TASK DETAILS: Copy every line of the records below word for word, leaving out the pictures.

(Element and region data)
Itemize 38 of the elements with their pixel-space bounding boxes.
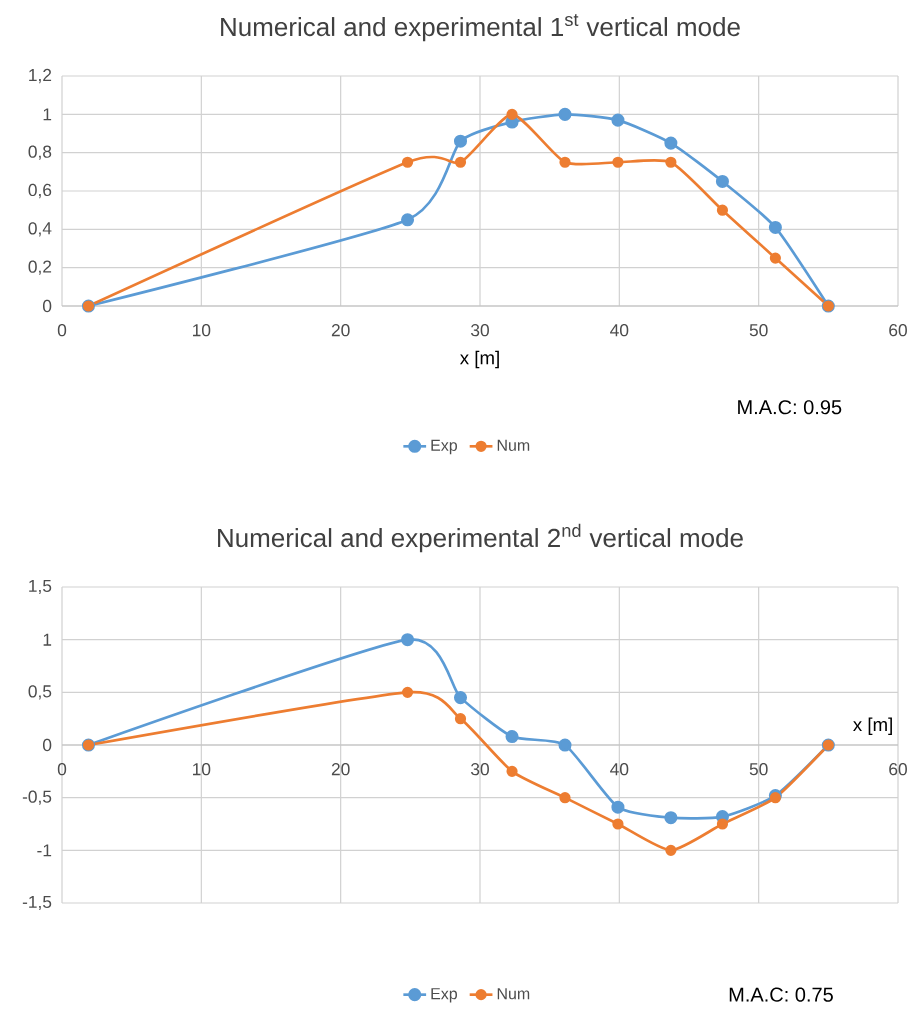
x-axis-title: x [m]	[853, 717, 892, 735]
x-tick-label: 20	[331, 763, 350, 776]
y-tick-label: 0,5	[28, 685, 52, 700]
x-tick-label: 60	[889, 763, 907, 776]
text: M.A.C: 0.95	[738, 400, 842, 415]
x-tick-label: 50	[749, 324, 768, 337]
chart-title: Numerical and experimental 1$^{st}$ vertical mode	[221, 14, 740, 42]
x-axis-title: x [m]	[459, 350, 499, 369]
legend-label: Num	[497, 439, 530, 451]
y-tick-label: 1,5	[29, 579, 52, 595]
chart-title: Numerical and experimental 2$^{nd}$ vertical mode	[218, 523, 743, 553]
x-tick-label: 30	[471, 763, 489, 776]
x-tick-label: 10	[193, 763, 211, 776]
legend-label: Num	[497, 988, 530, 1000]
y-tick-label: 0	[42, 738, 52, 752]
y-tick-label: 0,8	[28, 145, 52, 160]
y-tick-label: 0,2	[28, 260, 52, 275]
y-tick-label: 1	[43, 108, 52, 121]
x-tick-label: 50	[749, 763, 768, 776]
legend-label: Exp	[431, 988, 458, 1003]
x-tick-label: 60	[889, 324, 907, 337]
x-tick-label: 0	[57, 324, 67, 337]
x-tick-label: 40	[610, 324, 629, 337]
x-tick-label: 40	[610, 763, 629, 776]
text: M.A.C: 0.75	[729, 987, 833, 1002]
x-tick-label: 30	[471, 324, 489, 337]
y-tick-label: -1	[37, 844, 52, 857]
y-tick-label: 0,4	[28, 222, 52, 237]
x-tick-label: 10	[193, 324, 211, 337]
y-tick-label: -0,5	[22, 790, 52, 805]
x-tick-label: 20	[331, 324, 350, 337]
y-tick-label: -1,5	[22, 895, 52, 911]
y-tick-label: 0,6	[28, 183, 52, 199]
y-tick-label: 1,2	[29, 68, 52, 84]
y-tick-label: 0	[42, 299, 52, 313]
y-tick-label: 1	[43, 633, 52, 646]
x-tick-label: 0	[57, 763, 67, 776]
legend-label: Exp	[431, 439, 458, 455]
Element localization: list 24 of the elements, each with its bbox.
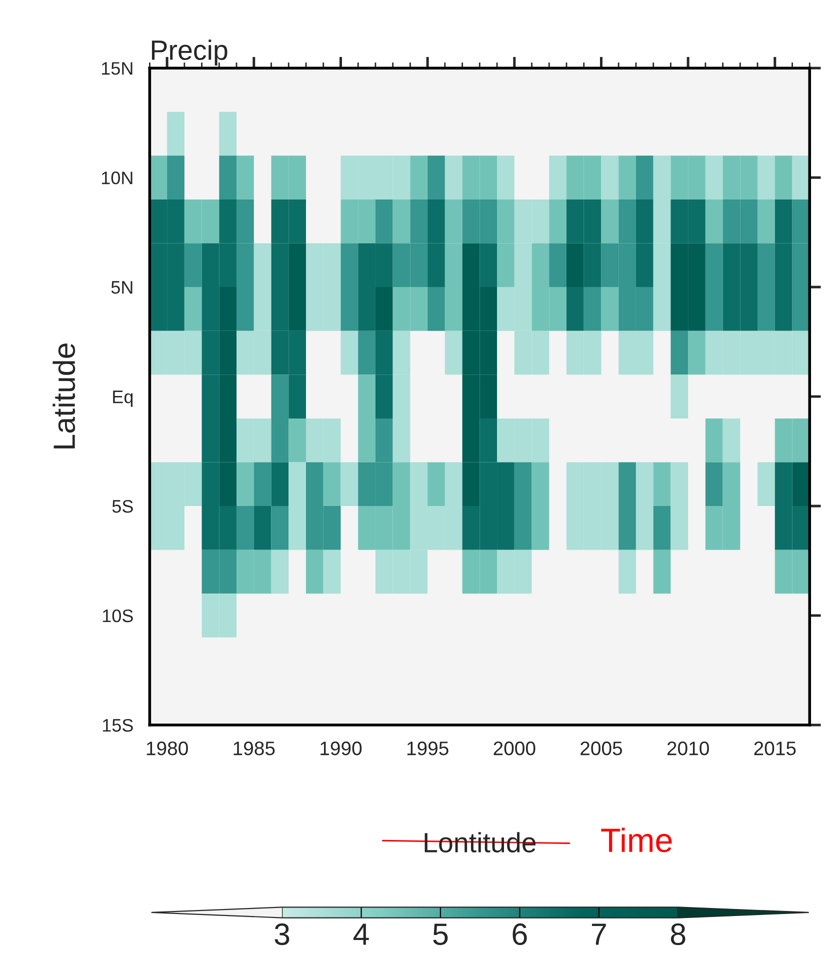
x-tick-label: 1985 — [234, 741, 275, 756]
y-tick-label: Eq — [113, 390, 133, 407]
y-tick-label: 15S — [102, 718, 133, 732]
color-bar-label: 3 — [274, 923, 290, 946]
y-tick-label: 5N — [111, 281, 132, 294]
y-axis-title: Latitude — [52, 344, 76, 448]
y-tick-label: 10N — [102, 172, 132, 184]
y-tick-label: 15N — [102, 62, 132, 75]
chart-title: Precip — [152, 40, 228, 66]
color-bar-label: 4 — [353, 924, 369, 945]
color-bar-label: 6 — [512, 923, 527, 946]
x-tick-label: 2015 — [754, 741, 796, 756]
text: Time — [601, 828, 672, 852]
x-tick-label: 1995 — [407, 741, 448, 756]
x-tick-label: 2000 — [494, 741, 536, 756]
y-tick-label: 10S — [102, 609, 133, 622]
color-bar-label: 7 — [592, 924, 606, 945]
y-tick-label: 5S — [112, 500, 133, 513]
x-tick-label: 1980 — [146, 741, 188, 756]
x-tick-label: 2005 — [580, 741, 622, 756]
x-tick-label: 1990 — [320, 741, 362, 756]
color-bar-label: 5 — [433, 924, 448, 946]
color-bar-label: 8 — [670, 923, 686, 946]
x-tick-label: 2010 — [667, 741, 709, 756]
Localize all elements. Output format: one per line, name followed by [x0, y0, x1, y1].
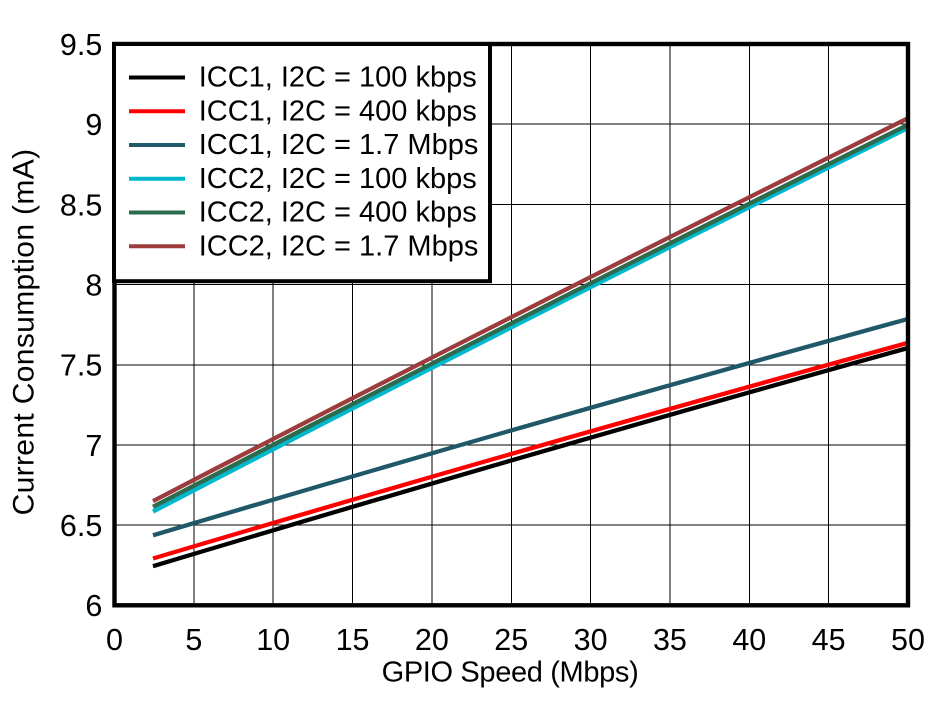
svg-text:6.5: 6.5	[60, 509, 102, 543]
svg-text:ICC2, I2C = 400 kbps: ICC2, I2C = 400 kbps	[199, 197, 477, 229]
svg-text:10: 10	[256, 623, 290, 657]
svg-text:ICC1, I2C = 100 kbps: ICC1, I2C = 100 kbps	[199, 62, 477, 94]
svg-text:9.5: 9.5	[60, 28, 102, 62]
svg-text:8.5: 8.5	[60, 188, 102, 222]
svg-text:7: 7	[85, 429, 102, 463]
svg-text:9: 9	[85, 108, 102, 142]
svg-text:ICC2, I2C = 100 kbps: ICC2, I2C = 100 kbps	[199, 163, 477, 195]
svg-text:ICC1, I2C = 1.7 Mbps: ICC1, I2C = 1.7 Mbps	[199, 129, 479, 161]
svg-text:8: 8	[85, 269, 102, 303]
svg-text:50: 50	[891, 623, 925, 657]
svg-text:40: 40	[732, 623, 766, 657]
svg-text:7.5: 7.5	[60, 349, 102, 383]
svg-text:45: 45	[812, 623, 846, 657]
svg-text:ICC2, I2C = 1.7 Mbps: ICC2, I2C = 1.7 Mbps	[199, 230, 479, 262]
svg-text:20: 20	[415, 623, 449, 657]
svg-text:35: 35	[653, 623, 687, 657]
svg-text:6: 6	[85, 589, 102, 623]
svg-text:5: 5	[185, 623, 202, 657]
svg-text:ICC1, I2C = 400 kbps: ICC1, I2C = 400 kbps	[199, 95, 477, 127]
svg-text:25: 25	[494, 623, 528, 657]
svg-text:15: 15	[336, 623, 370, 657]
svg-text:GPIO Speed (Mbps): GPIO Speed (Mbps)	[382, 657, 639, 689]
svg-text:Current Consumption (mA): Current Consumption (mA)	[8, 149, 41, 516]
svg-text:0: 0	[106, 623, 123, 657]
svg-text:30: 30	[574, 623, 608, 657]
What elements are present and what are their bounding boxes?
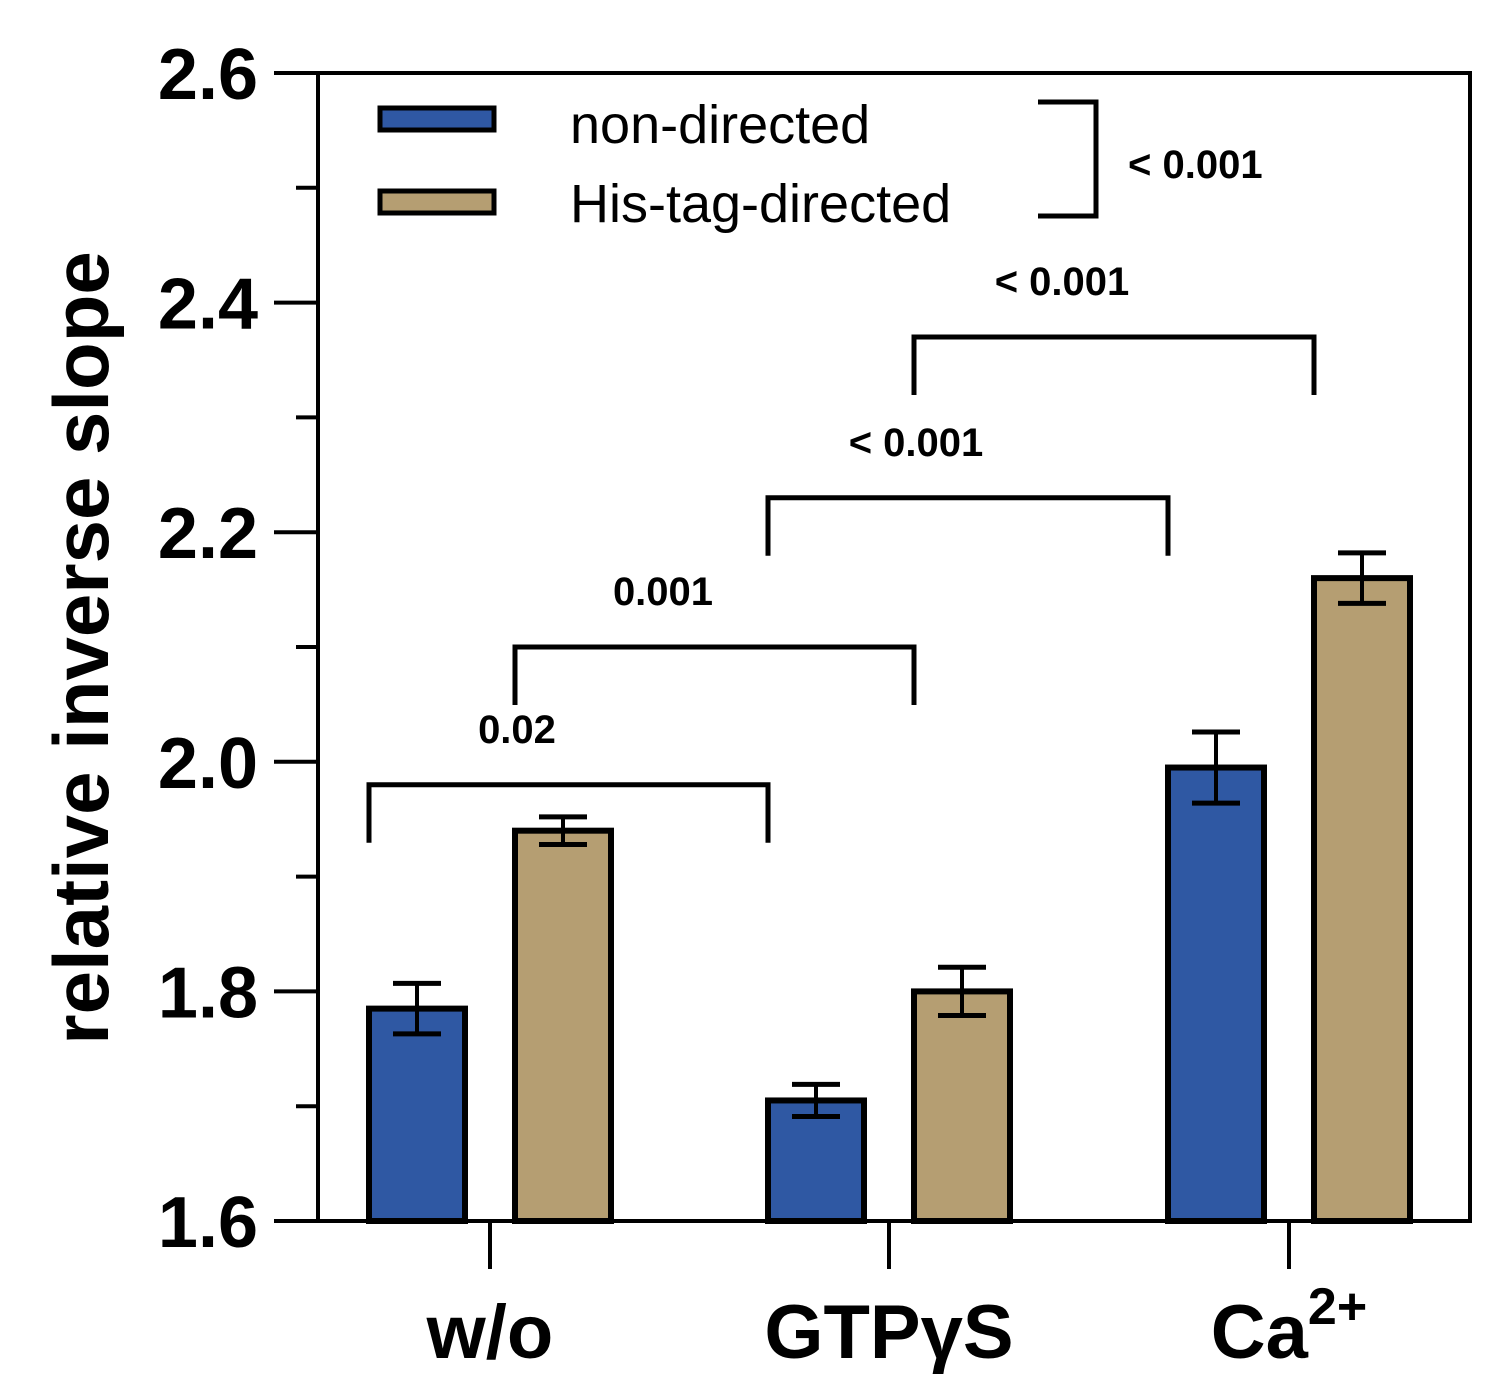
legend-swatch-non-directed [377, 105, 497, 133]
legend-swatch-his-tag-directed [377, 188, 497, 216]
x-tick-label-superscript: 2+ [1308, 1278, 1367, 1336]
legend: non-directed His-tag-directed < 0.001 [377, 95, 1263, 234]
x-tick-label: Ca2+ [1211, 1278, 1367, 1375]
significance-bracket [366, 782, 771, 843]
y-tick-label: 1.8 [158, 953, 258, 1033]
bar [366, 1005, 468, 1224]
x-tick-label: GTPγS [764, 1290, 1013, 1375]
bar [1311, 575, 1413, 1224]
x-tick-label: w/o [426, 1290, 554, 1375]
significance-bracket [911, 334, 1317, 396]
significance-label: 0.001 [613, 570, 713, 614]
legend-bracket [1038, 99, 1099, 219]
y-tick-label: 2.4 [158, 265, 258, 345]
significance-label: 0.02 [478, 708, 556, 752]
significance-brackets: 0.02 0.001 < 0.001 < 0.001 [366, 260, 1317, 843]
bar [512, 827, 614, 1224]
legend-label-non-directed: non-directed [570, 95, 870, 155]
bar [911, 988, 1013, 1225]
y-tick-label: 2.0 [158, 724, 258, 804]
significance-label: < 0.001 [849, 421, 984, 465]
significance-label: < 0.001 [995, 260, 1130, 304]
legend-label-his-tag-directed: His-tag-directed [570, 174, 951, 234]
y-tick-label: 2.6 [158, 35, 258, 115]
y-axis-label: relative inverse slope [37, 251, 125, 1044]
significance-bracket [765, 495, 1171, 556]
x-axis-ticks: w/o GTPγS Ca2+ [426, 1221, 1367, 1375]
y-tick-label: 1.6 [158, 1183, 258, 1263]
error-bars [393, 550, 1386, 1120]
legend-bracket-label: < 0.001 [1128, 143, 1263, 187]
y-axis-ticks: 1.6 1.8 2.0 2.2 2.4 2.6 [158, 35, 318, 1263]
bar [765, 1097, 867, 1224]
bars [366, 575, 1413, 1225]
significance-bracket [512, 644, 917, 705]
y-tick-label: 2.2 [158, 494, 258, 574]
bar [1165, 764, 1267, 1224]
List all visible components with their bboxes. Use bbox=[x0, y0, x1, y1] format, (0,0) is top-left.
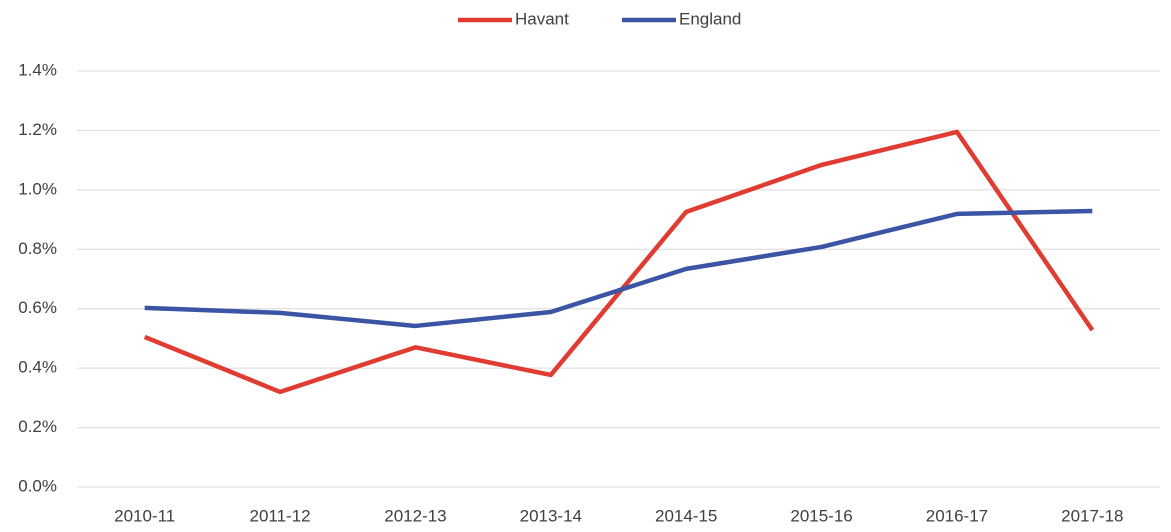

FULL OUTPUT:
Itemize 38 of the elements with their pixel-space bounding boxes.
x-axis-title: x [m]	[853, 717, 892, 735]
x-tick-label: 20	[331, 763, 350, 776]
y-tick-label: 0,5	[28, 685, 52, 700]
x-tick-label: 60	[889, 763, 907, 776]
text: M.A.C: 0.95	[738, 400, 842, 415]
x-tick-label: 50	[749, 324, 768, 337]
chart-title: Numerical and experimental 1$^{st}$ vertical mode	[221, 14, 740, 42]
x-axis-title: x [m]	[459, 350, 499, 369]
legend-label: Num	[497, 439, 530, 451]
y-tick-label: 1,5	[29, 579, 52, 595]
chart-title: Numerical and experimental 2$^{nd}$ vertical mode	[218, 523, 743, 553]
x-tick-label: 30	[471, 763, 489, 776]
x-tick-label: 10	[193, 763, 211, 776]
legend-label: Num	[497, 988, 530, 1000]
y-tick-label: 0	[42, 738, 52, 752]
y-tick-label: 0,8	[28, 145, 52, 160]
y-tick-label: 0,2	[28, 260, 52, 275]
y-tick-label: 1	[43, 108, 52, 121]
x-tick-label: 50	[749, 763, 768, 776]
legend-label: Exp	[431, 988, 458, 1003]
x-tick-label: 60	[889, 324, 907, 337]
x-tick-label: 0	[57, 324, 67, 337]
x-tick-label: 40	[610, 324, 629, 337]
x-tick-label: 40	[610, 763, 629, 776]
text: M.A.C: 0.75	[729, 987, 833, 1002]
x-tick-label: 30	[471, 324, 489, 337]
y-tick-label: -1	[37, 844, 52, 857]
y-tick-label: 0,4	[28, 222, 52, 237]
x-tick-label: 10	[193, 324, 211, 337]
y-tick-label: -0,5	[22, 790, 52, 805]
x-tick-label: 20	[331, 324, 350, 337]
y-tick-label: -1,5	[22, 895, 52, 911]
y-tick-label: 0,6	[28, 183, 52, 199]
y-tick-label: 1,2	[29, 68, 52, 84]
y-tick-label: 0	[42, 299, 52, 313]
y-tick-label: 1	[43, 633, 52, 646]
x-tick-label: 0	[57, 763, 67, 776]
legend-label: Exp	[431, 439, 458, 455]
Element localization: list 24 of the elements, each with its bbox.
x-tick-label: 1985 — [234, 741, 275, 756]
y-tick-label: Eq — [113, 390, 133, 407]
y-tick-label: 15S — [102, 718, 133, 732]
color-bar-label: 3 — [274, 923, 290, 946]
y-tick-label: 5N — [111, 281, 132, 294]
y-axis-title: Latitude — [52, 344, 76, 448]
y-tick-label: 10N — [102, 172, 132, 184]
y-tick-label: 15N — [102, 62, 132, 75]
chart-title: Precip — [152, 40, 228, 66]
color-bar-label: 4 — [353, 924, 369, 945]
color-bar-label: 6 — [512, 923, 527, 946]
x-tick-label: 2015 — [754, 741, 796, 756]
text: Time — [601, 828, 672, 852]
x-tick-label: 1995 — [407, 741, 448, 756]
x-tick-label: 2000 — [494, 741, 536, 756]
y-tick-label: 10S — [102, 609, 133, 622]
color-bar-label: 7 — [592, 924, 606, 945]
y-tick-label: 5S — [112, 500, 133, 513]
x-tick-label: 1980 — [146, 741, 188, 756]
x-tick-label: 2005 — [580, 741, 622, 756]
x-tick-label: 1990 — [320, 741, 362, 756]
color-bar-label: 5 — [433, 924, 448, 946]
color-bar-label: 8 — [670, 923, 686, 946]
x-tick-label: 2010 — [667, 741, 709, 756]
Localize all elements. Output format: one per line, name followed by [x0, y0, x1, y1].
svg-text:6.5: 6.5	[60, 509, 102, 543]
svg-text:ICC2, I2C = 400 kbps: ICC2, I2C = 400 kbps	[199, 197, 477, 229]
svg-text:10: 10	[256, 623, 290, 657]
svg-text:ICC1, I2C = 100 kbps: ICC1, I2C = 100 kbps	[199, 62, 477, 94]
svg-text:9.5: 9.5	[60, 28, 102, 62]
svg-text:8.5: 8.5	[60, 188, 102, 222]
svg-text:7: 7	[85, 429, 102, 463]
svg-text:9: 9	[85, 108, 102, 142]
svg-text:ICC2, I2C = 100 kbps: ICC2, I2C = 100 kbps	[199, 163, 477, 195]
svg-text:ICC1, I2C = 1.7 Mbps: ICC1, I2C = 1.7 Mbps	[199, 129, 479, 161]
svg-text:8: 8	[85, 269, 102, 303]
svg-text:50: 50	[891, 623, 925, 657]
svg-text:40: 40	[732, 623, 766, 657]
svg-text:7.5: 7.5	[60, 349, 102, 383]
svg-text:45: 45	[812, 623, 846, 657]
svg-text:ICC2, I2C = 1.7 Mbps: ICC2, I2C = 1.7 Mbps	[199, 230, 479, 262]
svg-text:20: 20	[415, 623, 449, 657]
svg-text:35: 35	[653, 623, 687, 657]
svg-text:6: 6	[85, 589, 102, 623]
svg-text:5: 5	[185, 623, 202, 657]
svg-text:ICC1, I2C = 400 kbps: ICC1, I2C = 400 kbps	[199, 95, 477, 127]
svg-text:25: 25	[494, 623, 528, 657]
svg-text:15: 15	[336, 623, 370, 657]
svg-text:GPIO Speed (Mbps): GPIO Speed (Mbps)	[382, 657, 639, 689]
svg-text:Current Consumption (mA): Current Consumption (mA)	[8, 149, 41, 516]
svg-text:0: 0	[106, 623, 123, 657]
svg-text:30: 30	[574, 623, 608, 657]
What elements are present and what are their bounding boxes?
legend-swatch-non-directed [377, 105, 497, 133]
legend-swatch-his-tag-directed [377, 188, 497, 216]
x-tick-label-superscript: 2+ [1308, 1278, 1367, 1336]
legend: non-directed His-tag-directed < 0.001 [377, 95, 1263, 234]
x-tick-label: Ca2+ [1211, 1278, 1367, 1375]
significance-bracket [366, 782, 771, 843]
y-tick-label: 1.8 [158, 953, 258, 1033]
bar [366, 1005, 468, 1224]
x-tick-label: GTPγS [764, 1290, 1013, 1375]
bar [1311, 575, 1413, 1224]
x-tick-label: w/o [426, 1290, 554, 1375]
significance-bracket [911, 334, 1317, 396]
significance-label: 0.001 [613, 570, 713, 614]
legend-bracket [1038, 99, 1099, 219]
y-tick-label: 2.4 [158, 265, 258, 345]
significance-label: 0.02 [478, 708, 556, 752]
significance-brackets: 0.02 0.001 < 0.001 < 0.001 [366, 260, 1317, 843]
bar [512, 827, 614, 1224]
legend-label-non-directed: non-directed [570, 95, 870, 155]
bar [911, 988, 1013, 1225]
y-tick-label: 2.0 [158, 724, 258, 804]
significance-label: < 0.001 [849, 421, 984, 465]
significance-label: < 0.001 [995, 260, 1130, 304]
legend-label-his-tag-directed: His-tag-directed [570, 174, 951, 234]
y-tick-label: 2.6 [158, 35, 258, 115]
y-axis-label: relative inverse slope [37, 251, 125, 1044]
significance-bracket [765, 495, 1171, 556]
x-axis-ticks: w/o GTPγS Ca2+ [426, 1221, 1367, 1375]
y-tick-label: 1.6 [158, 1183, 258, 1263]
error-bars [393, 550, 1386, 1120]
legend-bracket-label: < 0.001 [1128, 143, 1263, 187]
y-axis-ticks: 1.6 1.8 2.0 2.2 2.4 2.6 [158, 35, 318, 1263]
bar [765, 1097, 867, 1224]
bars [366, 575, 1413, 1225]
significance-bracket [512, 644, 917, 705]
y-tick-label: 2.2 [158, 494, 258, 574]
bar [1165, 764, 1267, 1224]
List all visible components with their bboxes. Use bbox=[x0, y0, x1, y1] format, (0,0) is top-left.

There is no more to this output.